> **Supplied records**:
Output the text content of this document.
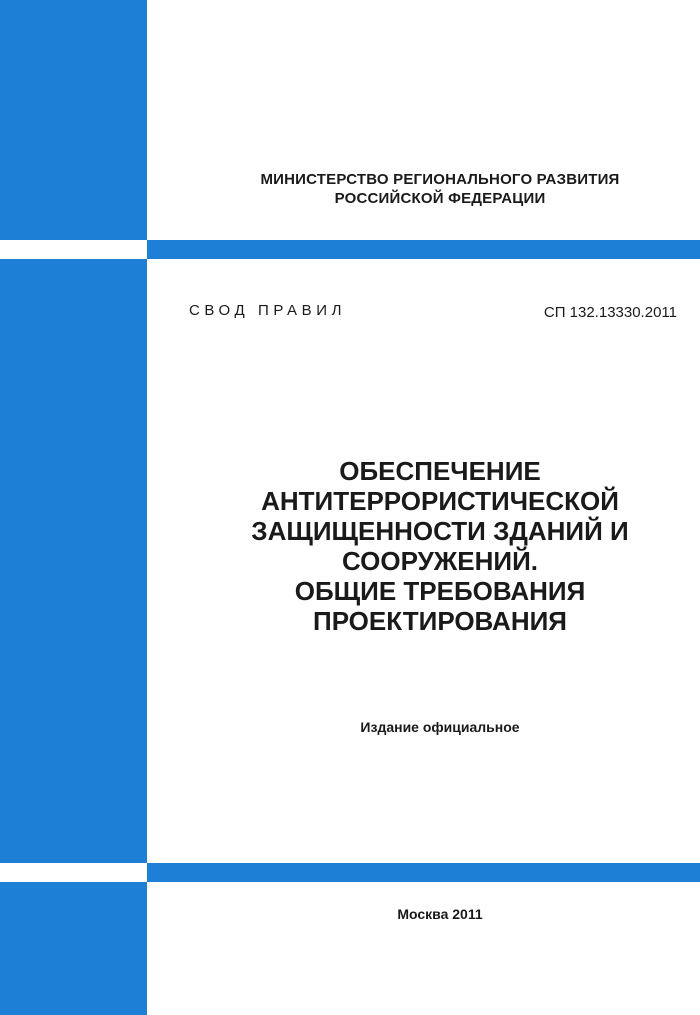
МИНИСТЕРСТВО РЕГИОНАЛЬНОГО РАЗВИТИЯ
РОССИЙСКОЙ ФЕДЕРАЦИИ
СВОД ПРАВИЛ	СП 132.13330.2011
ОБЕСПЕЧЕНИЕ
АНТИТЕРРОРИСТИЧЕСКОЙ
ЗАЩИЩЕННОСТИ ЗДАНИЙ И
СООРУЖЕНИЙ.
ОБЩИЕ ТРЕБОВАНИЯ
ПРОЕКТИРОВАНИЯ
Издание официальное
Москва 2011
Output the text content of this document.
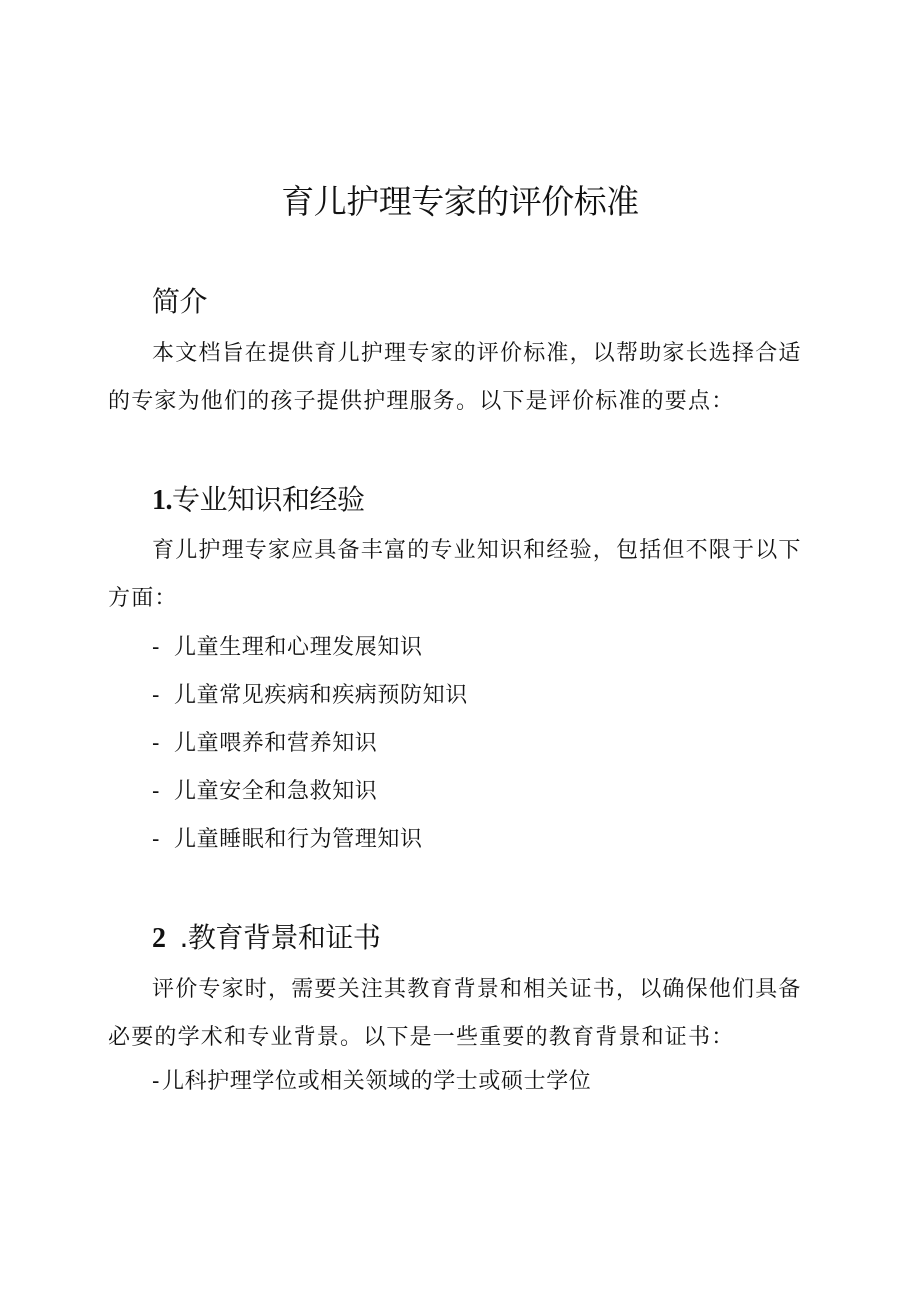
育儿护理专家的评价标准
简介

本文档旨在提供育儿护理专家的评价标准，以帮助家长选择合适的专家为他们的孩子提供护理服务。以下是评价标准的要点：

1.专业知识和经验

育儿护理专家应具备丰富的专业知识和经验，包括但不限于以下方面：

- 儿童生理和心理发展知识

- 儿童常见疾病和疾病预防知识

- 儿童喂养和营养知识

- 儿童安全和急救知识

- 儿童睡眠和行为管理知识

2 .教育背景和证书

评价专家时，需要关注其教育背景和相关证书，以确保他们具备必要的学术和专业背景。以下是一些重要的教育背景和证书：

-儿科护理学位或相关领域的学士或硕士学位
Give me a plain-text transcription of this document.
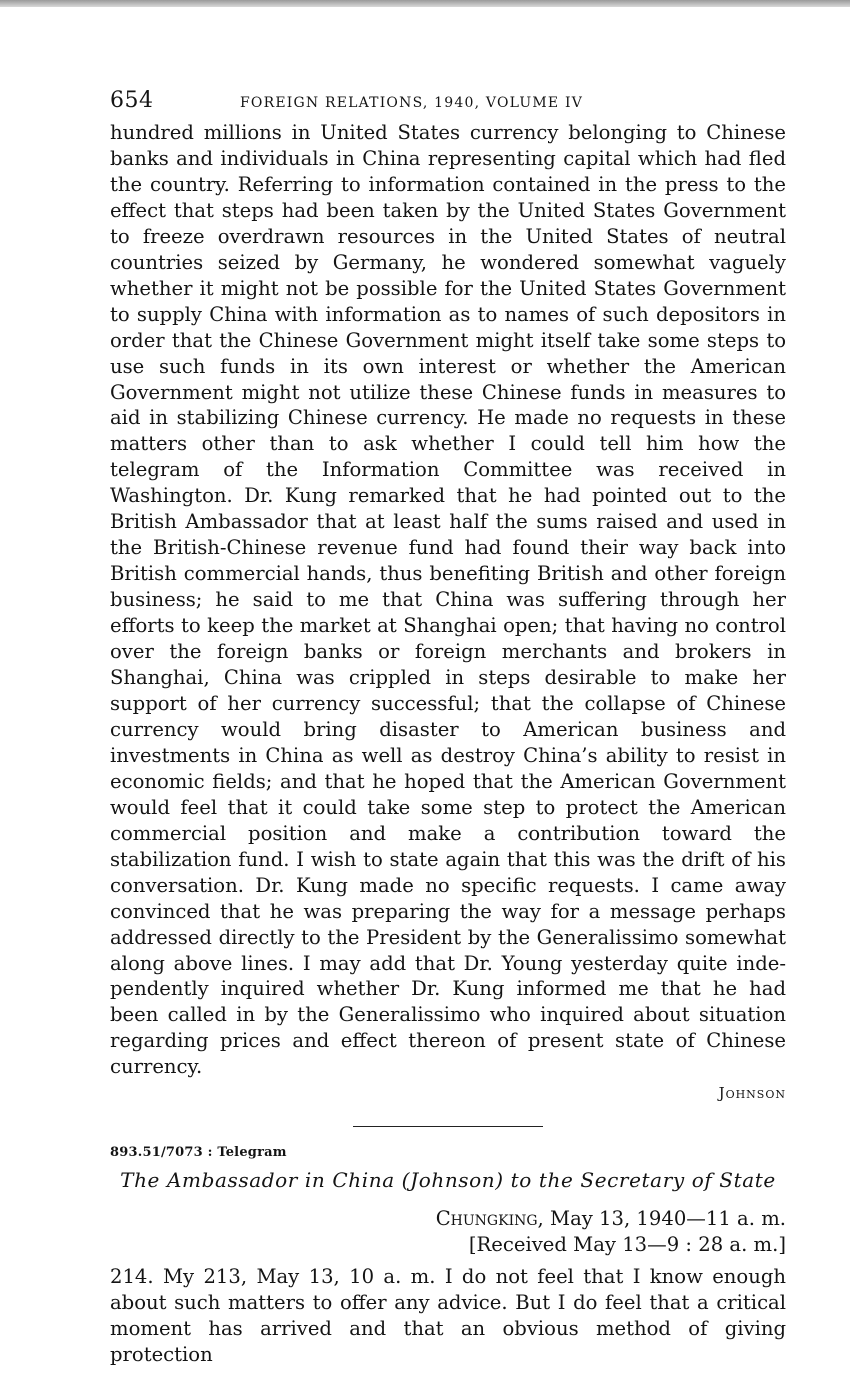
654	FOREIGN RELATIONS, 1940, VOLUME IV

hundred millions in United States currency belonging to Chinese banks and individuals in China representing capital which had fled the country. Referring to information contained in the press to the effect that steps had been taken by the United States Government to freeze overdrawn resources in the United States of neutral countries seized by Germany, he wondered somewhat vaguely whether it might not be possible for the United States Government to supply China with information as to names of such depositors in order that the Chinese Government might itself take some steps to use such funds in its own interest or whether the American Government might not utilize these Chinese funds in measures to aid in stabilizing Chinese currency. He made no requests in these matters other than to ask whether I could tell him how the telegram of the Information Committee was received in Washington. Dr. Kung remarked that he had pointed out to the British Ambassador that at least half the sums raised and used in the British-Chinese revenue fund had found their way back into British commercial hands, thus benefiting British and other foreign business; he said to me that China was suffering through her efforts to keep the market at Shanghai open; that having no control over the foreign banks or foreign merchants and brokers in Shanghai, China was crippled in steps desirable to make her support of her currency successful; that the collapse of Chinese currency would bring disaster to American business and investments in China as well as destroy China’s ability to resist in economic fields; and that he hoped that the American Government would feel that it could take some step to protect the American commercial position and make a contribution toward the stabilization fund. I wish to state again that this was the drift of his conversation. Dr. Kung made no specific requests. I came away convinced that he was preparing the way for a message perhaps addressed directly to the President by the Generalissimo somewhat along above lines. I may add that Dr. Young yesterday quite independently inquired whether Dr. Kung informed me that he had been called in by the Generalissimo who inquired about situation regarding prices and effect thereon of present state of Chinese currency.

Johnson
893.51/7073 : Telegram
The Ambassador in China (Johnson) to the Secretary of State
Chungking, May 13, 1940—11 a. m.
[Received May 13—9 : 28 a. m.]

214. My 213, May 13, 10 a. m. I do not feel that I know enough about such matters to offer any advice. But I do feel that a critical moment has arrived and that an obvious method of giving protection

> **Work to do**: Output the records above exactly as they are, leaving out the pictures.

> **Answer to this task**:
Output the text content of this document.
МИНИСТЕРСТВО РЕГИОНАЛЬНОГО РАЗВИТИЯ
РОССИЙСКОЙ ФЕДЕРАЦИИ
СВОД ПРАВИЛ	СП 132.13330.2011
ОБЕСПЕЧЕНИЕ
АНТИТЕРРОРИСТИЧЕСКОЙ
ЗАЩИЩЕННОСТИ ЗДАНИЙ И
СООРУЖЕНИЙ.
ОБЩИЕ ТРЕБОВАНИЯ
ПРОЕКТИРОВАНИЯ
Издание официальное
Москва 2011
Output the text content of this document.
育儿护理专家的评价标准
简介

本文档旨在提供育儿护理专家的评价标准，以帮助家长选择合适的专家为他们的孩子提供护理服务。以下是评价标准的要点：

1.专业知识和经验

育儿护理专家应具备丰富的专业知识和经验，包括但不限于以下方面：

- 儿童生理和心理发展知识

- 儿童常见疾病和疾病预防知识

- 儿童喂养和营养知识

- 儿童安全和急救知识

- 儿童睡眠和行为管理知识

2 .教育背景和证书

评价专家时，需要关注其教育背景和相关证书，以确保他们具备必要的学术和专业背景。以下是一些重要的教育背景和证书：

-儿科护理学位或相关领域的学士或硕士学位
Give me a plain-text transcription of this document.
654	FOREIGN RELATIONS, 1940, VOLUME IV

hundred millions in United States currency belonging to Chinese banks and individuals in China representing capital which had fled the country. Referring to information contained in the press to the effect that steps had been taken by the United States Government to freeze overdrawn resources in the United States of neutral countries seized by Germany, he wondered somewhat vaguely whether it might not be possible for the United States Government to supply China with information as to names of such depositors in order that the Chinese Government might itself take some steps to use such funds in its own interest or whether the American Government might not utilize these Chinese funds in measures to aid in stabilizing Chinese currency. He made no requests in these matters other than to ask whether I could tell him how the telegram of the Information Committee was received in Washington. Dr. Kung remarked that he had pointed out to the British Ambassador that at least half the sums raised and used in the British-Chinese revenue fund had found their way back into British commercial hands, thus benefiting British and other foreign business; he said to me that China was suffering through her efforts to keep the market at Shanghai open; that having no control over the foreign banks or foreign merchants and brokers in Shanghai, China was crippled in steps desirable to make her support of her currency successful; that the collapse of Chinese currency would bring disaster to American business and investments in China as well as destroy China’s ability to resist in economic fields; and that he hoped that the American Government would feel that it could take some step to protect the American commercial position and make a contribution toward the stabilization fund. I wish to state again that this was the drift of his conversation. Dr. Kung made no specific requests. I came away convinced that he was preparing the way for a message perhaps addressed directly to the President by the Generalissimo somewhat along above lines. I may add that Dr. Young yesterday quite independently inquired whether Dr. Kung informed me that he had been called in by the Generalissimo who inquired about situation regarding prices and effect thereon of present state of Chinese currency.

Johnson
893.51/7073 : Telegram
The Ambassador in China (Johnson) to the Secretary of State
Chungking, May 13, 1940—11 a. m.
[Received May 13—9 : 28 a. m.]

214. My 213, May 13, 10 a. m. I do not feel that I know enough about such matters to offer any advice. But I do feel that a critical moment has arrived and that an obvious method of giving protection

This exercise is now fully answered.